#### SOURCE DATA
═══
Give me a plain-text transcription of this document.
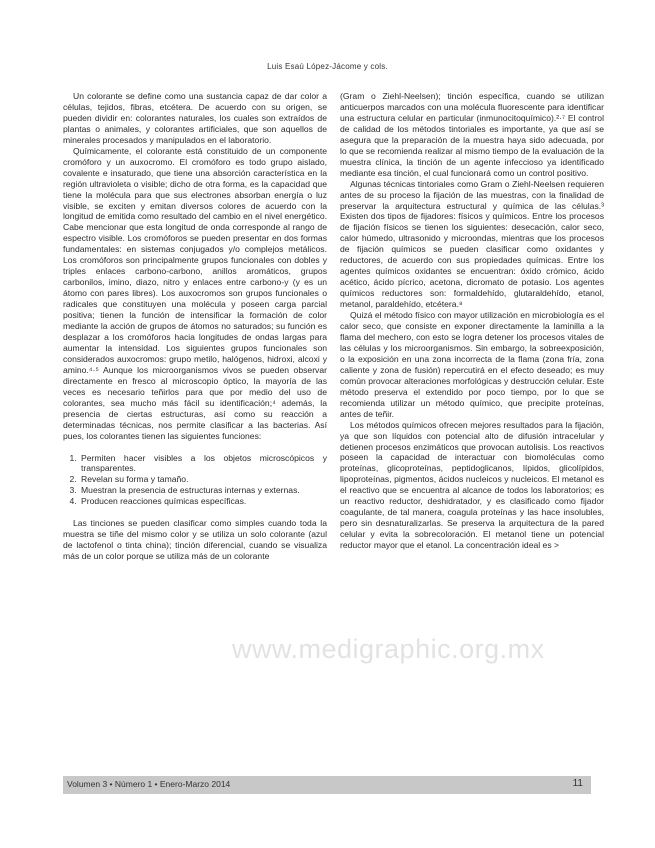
Luis Esaú López-Jácome y cols.

Un colorante se define como una sustancia capaz de dar color a células, tejidos, fibras, etcétera. De acuerdo con su origen, se pueden dividir en: colorantes naturales, los cuales son extraídos de plantas o animales, y colorantes artificiales, que son aquellos de minerales procesados y manipulados en el laboratorio.

Químicamente, el colorante está constituido de un componente cromóforo y un auxocromo. El cromóforo es todo grupo aislado, covalente e insaturado, que tiene una absorción característica en la región ultravioleta o visible; dicho de otra forma, es la capacidad que tiene la molécula para que sus electrones absorban energía o luz visible, se exciten y emitan diversos colores de acuerdo con la longitud de emitida como resultado del cambio en el nivel energético. Cabe mencionar que esta longitud de onda corresponde al rango de espectro visible. Los cromóforos se pueden presentar en dos formas fundamentales: en sistemas conjugados y/o complejos metálicos. Los cromóforos son principalmente grupos funcionales con dobles y triples enlaces carbono-carbono, anillos aromáticos, grupos carbonilos, imino, diazo, nitro y enlaces entre carbono-y (y es un átomo con pares libres). Los auxocromos son grupos funcionales o radicales que constituyen una molécula y poseen carga parcial positiva; tienen la función de intensificar la formación de color mediante la acción de grupos de átomos no saturados; su función es desplazar a los cromóforos hacia longitudes de ondas largas para aumentar la intensidad. Los siguientes grupos funcionales son considerados auxocromos: grupo metilo, halógenos, hidroxi, alcoxi y amino.⁴·⁵ Aunque los microorganismos vivos se pueden observar directamente en fresco al microscopio óptico, la mayoría de las veces es necesario teñirlos para que por medio del uso de colorantes, sea mucho más fácil su identificación;⁴ además, la presencia de ciertas estructuras, así como su reacción a determinadas técnicas, nos permite clasificar a las bacterias. Así pues, los colorantes tienen las siguientes funciones:

1. Permiten hacer visibles a los objetos microscópicos y transparentes.
2. Revelan su forma y tamaño.
3. Muestran la presencia de estructuras internas y externas.
4. Producen reacciones químicas específicas.

Las tinciones se pueden clasificar como simples cuando toda la muestra se tiñe del mismo color y se utiliza un solo colorante (azul de lactofenol o tinta china); tinción diferencial, cuando se visualiza más de un color porque se utiliza más de un colorante

(Gram o Ziehl-Neelsen); tinción específica, cuando se utilizan anticuerpos marcados con una molécula fluorescente para identificar una estructura celular en particular (inmunocitoquímico).²·⁷ El control de calidad de los métodos tintoriales es importante, ya que así se asegura que la preparación de la muestra haya sido adecuada, por lo que se recomienda realizar al mismo tiempo de la evaluación de la muestra clínica, la tinción de un agente infeccioso ya identificado mediante esa tinción, el cual funcionará como un control positivo.

Algunas técnicas tintoriales como Gram o Ziehl-Neelsen requieren antes de su proceso la fijación de las muestras, con la finalidad de preservar la arquitectura estructural y química de las células.³ Existen dos tipos de fijadores: físicos y químicos. Entre los procesos de fijación físicos se tienen los siguientes: desecación, calor seco, calor húmedo, ultrasonido y microondas, mientras que los procesos de fijación químicos se pueden clasificar como oxidantes y reductores, de acuerdo con sus propiedades químicas. Entre los agentes químicos oxidantes se encuentran: óxido crómico, ácido acético, ácido pícrico, acetona, dicromato de potasio. Los agentes químicos reductores son: formaldehído, glutaraldehído, etanol, metanol, paraldehído, etcétera.⁸

Quizá el método físico con mayor utilización en microbiología es el calor seco, que consiste en exponer directamente la laminilla a la flama del mechero, con esto se logra detener los procesos vitales de las células y los microorganismos. Sin embargo, la sobreexposición, o la exposición en una zona incorrecta de la flama (zona fría, zona caliente y zona de fusión) repercutirá en el efecto deseado; es muy común provocar alteraciones morfológicas y destrucción celular. Este método preserva el extendido por poco tiempo, por lo que se recomienda utilizar un método químico, que precipite proteínas, antes de teñir.

Los métodos químicos ofrecen mejores resultados para la fijación, ya que son líquidos con potencial alto de difusión intracelular y detienen procesos enzimáticos que provocan autolisis. Los reactivos poseen la capacidad de interactuar con biomoléculas como proteínas, glicoproteínas, peptidoglicanos, lípidos, glicolípidos, lipoproteínas, pigmentos, ácidos nucleicos y nucleicos. El metanol es el reactivo que se encuentra al alcance de todos los laboratorios; es un reactivo reductor, deshidratador, y es clasificado como fijador coagulante, de tal manera, coagula proteínas y las hace insolubles, pero sin desnaturalizarlas. Se preserva la arquitectura de la pared celular y evita la sobrecoloración. El metanol tiene un potencial reductor mayor que el etanol. La concentración ideal es >

www.medigraphic.org.mx
Volumen 3 • Número 1 • Enero-Marzo 2014	11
═══
#### WHAT IS NEEDED
In the records above, find each line that mentions the word "metanol", and copy it.

#### WRITTEN RESPONSE
Algunas técnicas tintoriales como Gram o Ziehl-Neelsen requieren antes de su proceso la fijación de las muestras, con la finalidad de preservar la arquitectura estructural y química de las células.³ Existen dos tipos de fijadores: físicos y químicos. Entre los procesos de fijación físicos se tienen los siguientes: desecación, calor seco, calor húmedo, ultrasonido y microondas, mientras que los procesos de fijación químicos se pueden clasificar como oxidantes y reductores, de acuerdo con sus propiedades químicas. Entre los agentes químicos oxidantes se encuentran: óxido crómico, ácido acético, ácido pícrico, acetona, dicromato de potasio. Los agentes químicos reductores son: formaldehído, glutaraldehído, etanol, metanol, paraldehído, etcétera.⁸
Los métodos químicos ofrecen mejores resultados para la fijación, ya que son líquidos con potencial alto de difusión intracelular y detienen procesos enzimáticos que provocan autolisis. Los reactivos poseen la capacidad de interactuar con biomoléculas como proteínas, glicoproteínas, peptidoglicanos, lípidos, glicolípidos, lipoproteínas, pigmentos, ácidos nucleicos y nucleicos. El metanol es el reactivo que se encuentra al alcance de todos los laboratorios; es un reactivo reductor, deshidratador, y es clasificado como fijador coagulante, de tal manera, coagula proteínas y las hace insolubles, pero sin desnaturalizarlas. Se preserva la arquitectura de la pared celular y evita la sobrecoloración. El metanol tiene un potencial reductor mayor que el etanol. La concentración ideal es >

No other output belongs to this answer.